#### AIM OF THE TASK
Quote the entries word for word. Omit the pictures.

[Extracted data entries]
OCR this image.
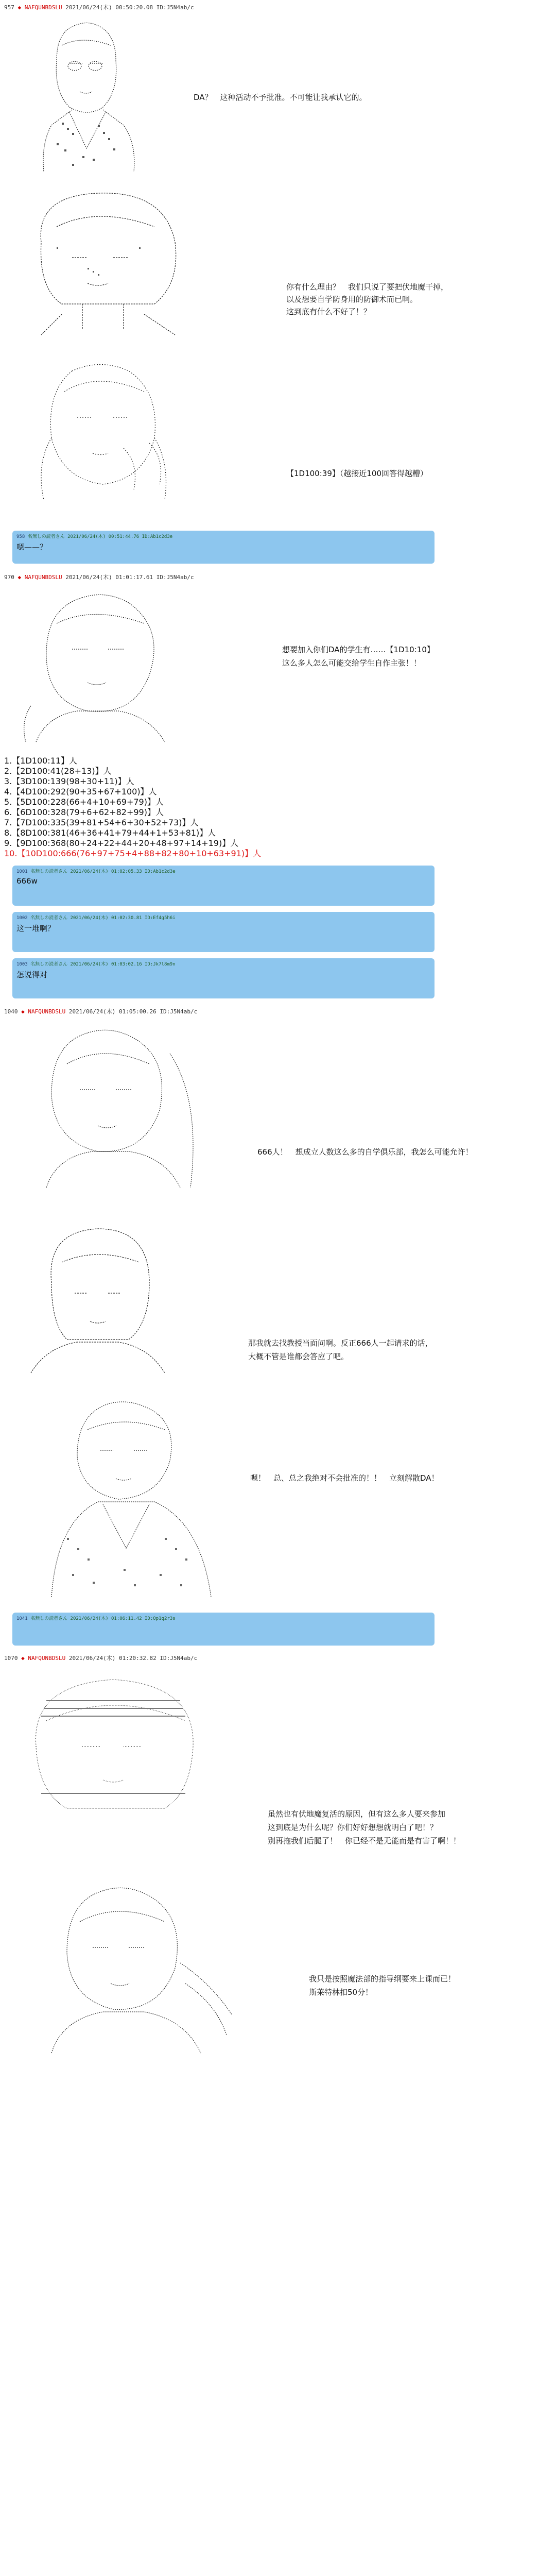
957 ◆ NAFQUNBDSLU 2021/06/24(木) 00:50:20.08 ID:J5N4ab/c
DA？　这种活动不予批准。不可能让我承认它的。
你有什么理由？　我们只说了要把伏地魔干掉，
以及想要自学防身用的防御术而已啊。
这到底有什么不好了！？
【1D100:39】（越接近100回答得越糟）
958 名無しの読者さん 2021/06/24(木) 00:51:44.76 ID:Ab1c2d3e
嗯——？
970 ◆ NAFQUNBDSLU 2021/06/24(木) 01:01:17.61 ID:J5N4ab/c
想要加入你们DA的学生有……【1D10:10】
这么多人怎么可能交给学生自作主张！！
1.【1D100:11】人
2.【2D100:41(28+13)】人
3.【3D100:139(98+30+11)】人
4.【4D100:292(90+35+67+100)】人
5.【5D100:228(66+4+10+69+79)】人
6.【6D100:328(79+6+62+82+99)】人
7.【7D100:335(39+81+54+6+30+52+73)】人
8.【8D100:381(46+36+41+79+44+1+53+81)】人
9.【9D100:368(80+24+22+44+20+48+97+14+19)】人
10.【10D100:666(76+97+75+4+88+82+80+10+63+91)】人
1001 名無しの読者さん 2021/06/24(木) 01:02:05.33 ID:Ab1c2d3e
666w
1002 名無しの読者さん 2021/06/24(木) 01:02:30.81 ID:Ef4g5h6i
这一堆啊？
1003 名無しの読者さん 2021/06/24(木) 01:03:02.16 ID:Jk7l8m9n
怎说得对
1040 ◆ NAFQUNBDSLU 2021/06/24(木) 01:05:00.26 ID:J5N4ab/c
666人！　想成立人数这么多的自学俱乐部，我怎么可能允许！
那我就去找教授当面问啊。反正666人一起请求的话，
大概不管是谁都会答应了吧。
嗯！　总、总之我绝对不会批准的！！　立刻解散DA！
1041 名無しの読者さん 2021/06/24(木) 01:06:11.42 ID:Op1q2r3s
1070 ◆ NAFQUNBDSLU 2021/06/24(木) 01:20:32.82 ID:J5N4ab/c
虽然也有伏地魔复活的原因，但有这么多人要来参加
这到底是为什么呢？你们好好想想就明白了吧！？
别再拖我们后腿了！　你已经不是无能而是有害了啊！！
我只是按照魔法部的指导纲要来上课而已！
斯莱特林扣50分！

#### TASK OUTPUT
OCR this image.
957 ◆ NAFQUNBDSLU 2021/06/24(木) 00:50:20.08 ID:J5N4ab/c
DA？　这种活动不予批准。不可能让我承认它的。
你有什么理由？　我们只说了要把伏地魔干掉，
以及想要自学防身用的防御术而已啊。
这到底有什么不好了！？
【1D100:39】（越接近100回答得越糟）
958 名無しの読者さん 2021/06/24(木) 00:51:44.76 ID:Ab1c2d3e
嗯——？
970 ◆ NAFQUNBDSLU 2021/06/24(木) 01:01:17.61 ID:J5N4ab/c
想要加入你们DA的学生有……【1D10:10】
这么多人怎么可能交给学生自作主张！！
1.【1D100:11】人
2.【2D100:41(28+13)】人
3.【3D100:139(98+30+11)】人
4.【4D100:292(90+35+67+100)】人
5.【5D100:228(66+4+10+69+79)】人
6.【6D100:328(79+6+62+82+99)】人
7.【7D100:335(39+81+54+6+30+52+73)】人
8.【8D100:381(46+36+41+79+44+1+53+81)】人
9.【9D100:368(80+24+22+44+20+48+97+14+19)】人
10.【10D100:666(76+97+75+4+88+82+80+10+63+91)】人
1001 名無しの読者さん 2021/06/24(木) 01:02:05.33 ID:Ab1c2d3e
666w
1002 名無しの読者さん 2021/06/24(木) 01:02:30.81 ID:Ef4g5h6i
这一堆啊？
1003 名無しの読者さん 2021/06/24(木) 01:03:02.16 ID:Jk7l8m9n
怎说得对
1040 ◆ NAFQUNBDSLU 2021/06/24(木) 01:05:00.26 ID:J5N4ab/c
666人！　想成立人数这么多的自学俱乐部，我怎么可能允许！
那我就去找教授当面问啊。反正666人一起请求的话，
大概不管是谁都会答应了吧。
嗯！　总、总之我绝对不会批准的！！　立刻解散DA！
1041 名無しの読者さん 2021/06/24(木) 01:06:11.42 ID:Op1q2r3s
1070 ◆ NAFQUNBDSLU 2021/06/24(木) 01:20:32.82 ID:J5N4ab/c
虽然也有伏地魔复活的原因，但有这么多人要来参加
这到底是为什么呢？你们好好想想就明白了吧！？
别再拖我们后腿了！　你已经不是无能而是有害了啊！！
我只是按照魔法部的指导纲要来上课而已！
斯莱特林扣50分！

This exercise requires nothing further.